:: Supplied records

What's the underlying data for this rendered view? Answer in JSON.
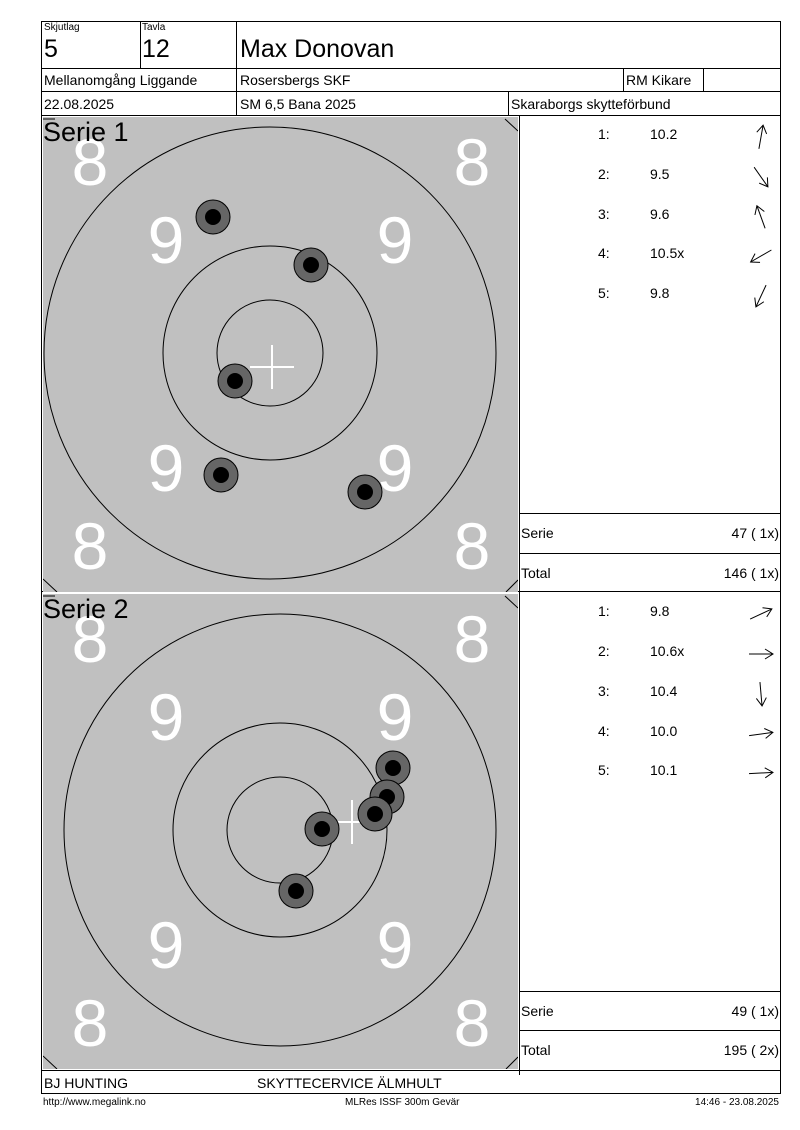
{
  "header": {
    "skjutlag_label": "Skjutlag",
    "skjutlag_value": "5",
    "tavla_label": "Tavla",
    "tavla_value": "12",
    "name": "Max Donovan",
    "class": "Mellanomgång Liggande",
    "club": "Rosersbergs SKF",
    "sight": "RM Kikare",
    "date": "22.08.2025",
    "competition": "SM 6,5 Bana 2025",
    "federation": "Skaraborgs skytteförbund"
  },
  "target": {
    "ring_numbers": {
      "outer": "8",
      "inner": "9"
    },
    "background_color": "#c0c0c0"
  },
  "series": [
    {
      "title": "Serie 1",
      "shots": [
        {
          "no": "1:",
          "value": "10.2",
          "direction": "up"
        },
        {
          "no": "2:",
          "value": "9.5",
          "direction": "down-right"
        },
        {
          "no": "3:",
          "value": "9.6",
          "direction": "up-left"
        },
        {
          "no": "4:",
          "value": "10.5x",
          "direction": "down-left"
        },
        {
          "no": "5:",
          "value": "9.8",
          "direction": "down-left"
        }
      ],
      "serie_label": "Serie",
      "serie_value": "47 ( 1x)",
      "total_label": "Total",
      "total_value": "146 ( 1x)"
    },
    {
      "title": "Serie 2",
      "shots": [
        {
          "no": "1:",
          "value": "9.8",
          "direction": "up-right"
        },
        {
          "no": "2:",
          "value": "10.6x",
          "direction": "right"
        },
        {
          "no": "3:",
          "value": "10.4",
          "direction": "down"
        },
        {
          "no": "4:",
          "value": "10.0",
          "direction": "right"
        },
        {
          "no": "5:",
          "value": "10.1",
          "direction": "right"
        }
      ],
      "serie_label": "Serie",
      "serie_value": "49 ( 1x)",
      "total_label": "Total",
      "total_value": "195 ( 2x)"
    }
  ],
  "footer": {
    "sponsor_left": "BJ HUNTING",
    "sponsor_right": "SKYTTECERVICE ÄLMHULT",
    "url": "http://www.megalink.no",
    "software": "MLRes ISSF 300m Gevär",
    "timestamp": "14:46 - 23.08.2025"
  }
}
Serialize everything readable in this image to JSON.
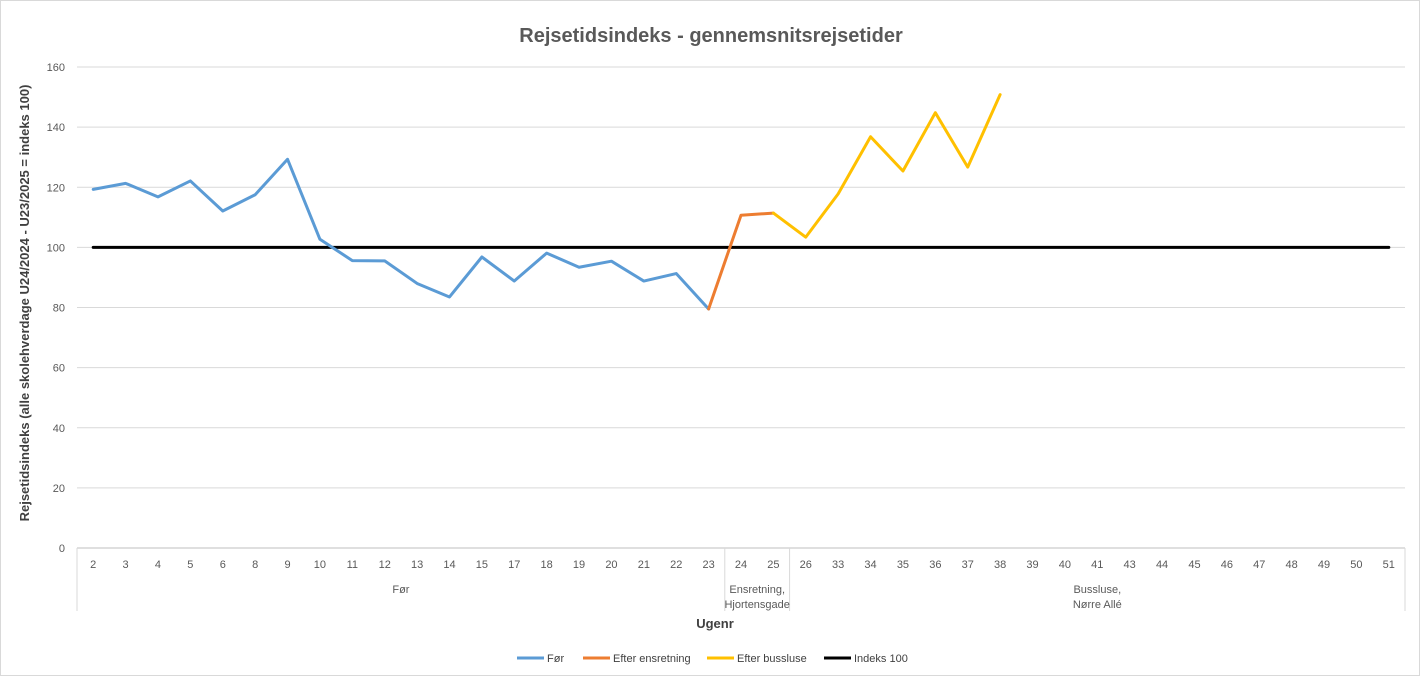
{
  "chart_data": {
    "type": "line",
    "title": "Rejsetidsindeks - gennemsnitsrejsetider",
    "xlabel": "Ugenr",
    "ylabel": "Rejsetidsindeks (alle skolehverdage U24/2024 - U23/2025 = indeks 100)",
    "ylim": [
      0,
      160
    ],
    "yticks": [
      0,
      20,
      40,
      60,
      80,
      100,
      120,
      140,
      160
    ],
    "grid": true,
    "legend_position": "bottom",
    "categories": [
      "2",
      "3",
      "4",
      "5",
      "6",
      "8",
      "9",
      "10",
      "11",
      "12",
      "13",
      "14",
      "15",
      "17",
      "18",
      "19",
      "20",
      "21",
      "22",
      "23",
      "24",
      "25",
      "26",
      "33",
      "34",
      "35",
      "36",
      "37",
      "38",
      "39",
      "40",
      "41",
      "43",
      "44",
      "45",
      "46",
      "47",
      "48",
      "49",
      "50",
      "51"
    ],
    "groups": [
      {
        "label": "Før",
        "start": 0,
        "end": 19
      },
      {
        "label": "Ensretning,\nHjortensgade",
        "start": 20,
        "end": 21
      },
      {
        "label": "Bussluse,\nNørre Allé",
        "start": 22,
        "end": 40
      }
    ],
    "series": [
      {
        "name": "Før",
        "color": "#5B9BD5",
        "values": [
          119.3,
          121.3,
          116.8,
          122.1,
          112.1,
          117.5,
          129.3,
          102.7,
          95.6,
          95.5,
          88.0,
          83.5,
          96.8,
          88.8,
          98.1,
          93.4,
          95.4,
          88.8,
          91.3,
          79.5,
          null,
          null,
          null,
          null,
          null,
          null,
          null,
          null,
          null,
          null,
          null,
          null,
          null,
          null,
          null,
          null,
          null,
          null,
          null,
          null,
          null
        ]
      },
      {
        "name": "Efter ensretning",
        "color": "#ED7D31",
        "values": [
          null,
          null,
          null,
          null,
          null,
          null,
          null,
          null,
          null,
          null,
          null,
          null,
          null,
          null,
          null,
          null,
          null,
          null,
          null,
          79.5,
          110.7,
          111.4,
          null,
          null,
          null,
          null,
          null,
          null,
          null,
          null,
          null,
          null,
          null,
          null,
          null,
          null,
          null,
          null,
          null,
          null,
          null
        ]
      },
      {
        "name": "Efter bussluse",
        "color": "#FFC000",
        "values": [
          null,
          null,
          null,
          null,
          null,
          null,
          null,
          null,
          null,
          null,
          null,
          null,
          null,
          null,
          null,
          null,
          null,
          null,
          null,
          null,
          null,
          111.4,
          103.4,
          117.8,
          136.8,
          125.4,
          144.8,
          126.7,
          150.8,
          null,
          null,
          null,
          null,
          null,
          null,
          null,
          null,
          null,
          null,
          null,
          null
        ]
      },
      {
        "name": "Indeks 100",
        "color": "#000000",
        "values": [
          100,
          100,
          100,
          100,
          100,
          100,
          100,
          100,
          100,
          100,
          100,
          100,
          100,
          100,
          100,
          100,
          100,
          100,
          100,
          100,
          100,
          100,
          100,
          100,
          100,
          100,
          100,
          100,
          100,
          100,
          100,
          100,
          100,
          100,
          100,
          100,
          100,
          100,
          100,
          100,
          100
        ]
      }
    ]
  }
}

::::

Quote every record above exactly, omitting any pictures they contain.

What's the underlying data for this rendered view? Answer in JSON.
{
  "header": {
    "skjutlag_label": "Skjutlag",
    "skjutlag_value": "5",
    "tavla_label": "Tavla",
    "tavla_value": "12",
    "name": "Max Donovan",
    "class": "Mellanomgång Liggande",
    "club": "Rosersbergs SKF",
    "sight": "RM Kikare",
    "date": "22.08.2025",
    "competition": "SM 6,5 Bana 2025",
    "federation": "Skaraborgs skytteförbund"
  },
  "target": {
    "ring_numbers": {
      "outer": "8",
      "inner": "9"
    },
    "background_color": "#c0c0c0"
  },
  "series": [
    {
      "title": "Serie 1",
      "shots": [
        {
          "no": "1:",
          "value": "10.2",
          "direction": "up"
        },
        {
          "no": "2:",
          "value": "9.5",
          "direction": "down-right"
        },
        {
          "no": "3:",
          "value": "9.6",
          "direction": "up-left"
        },
        {
          "no": "4:",
          "value": "10.5x",
          "direction": "down-left"
        },
        {
          "no": "5:",
          "value": "9.8",
          "direction": "down-left"
        }
      ],
      "serie_label": "Serie",
      "serie_value": "47 ( 1x)",
      "total_label": "Total",
      "total_value": "146 ( 1x)"
    },
    {
      "title": "Serie 2",
      "shots": [
        {
          "no": "1:",
          "value": "9.8",
          "direction": "up-right"
        },
        {
          "no": "2:",
          "value": "10.6x",
          "direction": "right"
        },
        {
          "no": "3:",
          "value": "10.4",
          "direction": "down"
        },
        {
          "no": "4:",
          "value": "10.0",
          "direction": "right"
        },
        {
          "no": "5:",
          "value": "10.1",
          "direction": "right"
        }
      ],
      "serie_label": "Serie",
      "serie_value": "49 ( 1x)",
      "total_label": "Total",
      "total_value": "195 ( 2x)"
    }
  ],
  "footer": {
    "sponsor_left": "BJ HUNTING",
    "sponsor_right": "SKYTTECERVICE ÄLMHULT",
    "url": "http://www.megalink.no",
    "software": "MLRes ISSF 300m Gevär",
    "timestamp": "14:46 - 23.08.2025"
  }
}
Serialize everything readable in this image to JSON.
{
  "chart_data": {
    "type": "line",
    "title": "Rejsetidsindeks - gennemsnitsrejsetider",
    "xlabel": "Ugenr",
    "ylabel": "Rejsetidsindeks (alle skolehverdage U24/2024 - U23/2025 = indeks 100)",
    "ylim": [
      0,
      160
    ],
    "yticks": [
      0,
      20,
      40,
      60,
      80,
      100,
      120,
      140,
      160
    ],
    "grid": true,
    "legend_position": "bottom",
    "categories": [
      "2",
      "3",
      "4",
      "5",
      "6",
      "8",
      "9",
      "10",
      "11",
      "12",
      "13",
      "14",
      "15",
      "17",
      "18",
      "19",
      "20",
      "21",
      "22",
      "23",
      "24",
      "25",
      "26",
      "33",
      "34",
      "35",
      "36",
      "37",
      "38",
      "39",
      "40",
      "41",
      "43",
      "44",
      "45",
      "46",
      "47",
      "48",
      "49",
      "50",
      "51"
    ],
    "groups": [
      {
        "label": "Før",
        "start": 0,
        "end": 19
      },
      {
        "label": "Ensretning,\nHjortensgade",
        "start": 20,
        "end": 21
      },
      {
        "label": "Bussluse,\nNørre Allé",
        "start": 22,
        "end": 40
      }
    ],
    "series": [
      {
        "name": "Før",
        "color": "#5B9BD5",
        "values": [
          119.3,
          121.3,
          116.8,
          122.1,
          112.1,
          117.5,
          129.3,
          102.7,
          95.6,
          95.5,
          88.0,
          83.5,
          96.8,
          88.8,
          98.1,
          93.4,
          95.4,
          88.8,
          91.3,
          79.5,
          null,
          null,
          null,
          null,
          null,
          null,
          null,
          null,
          null,
          null,
          null,
          null,
          null,
          null,
          null,
          null,
          null,
          null,
          null,
          null,
          null
        ]
      },
      {
        "name": "Efter ensretning",
        "color": "#ED7D31",
        "values": [
          null,
          null,
          null,
          null,
          null,
          null,
          null,
          null,
          null,
          null,
          null,
          null,
          null,
          null,
          null,
          null,
          null,
          null,
          null,
          79.5,
          110.7,
          111.4,
          null,
          null,
          null,
          null,
          null,
          null,
          null,
          null,
          null,
          null,
          null,
          null,
          null,
          null,
          null,
          null,
          null,
          null,
          null
        ]
      },
      {
        "name": "Efter bussluse",
        "color": "#FFC000",
        "values": [
          null,
          null,
          null,
          null,
          null,
          null,
          null,
          null,
          null,
          null,
          null,
          null,
          null,
          null,
          null,
          null,
          null,
          null,
          null,
          null,
          null,
          111.4,
          103.4,
          117.8,
          136.8,
          125.4,
          144.8,
          126.7,
          150.8,
          null,
          null,
          null,
          null,
          null,
          null,
          null,
          null,
          null,
          null,
          null,
          null
        ]
      },
      {
        "name": "Indeks 100",
        "color": "#000000",
        "values": [
          100,
          100,
          100,
          100,
          100,
          100,
          100,
          100,
          100,
          100,
          100,
          100,
          100,
          100,
          100,
          100,
          100,
          100,
          100,
          100,
          100,
          100,
          100,
          100,
          100,
          100,
          100,
          100,
          100,
          100,
          100,
          100,
          100,
          100,
          100,
          100,
          100,
          100,
          100,
          100,
          100
        ]
      }
    ]
  }
}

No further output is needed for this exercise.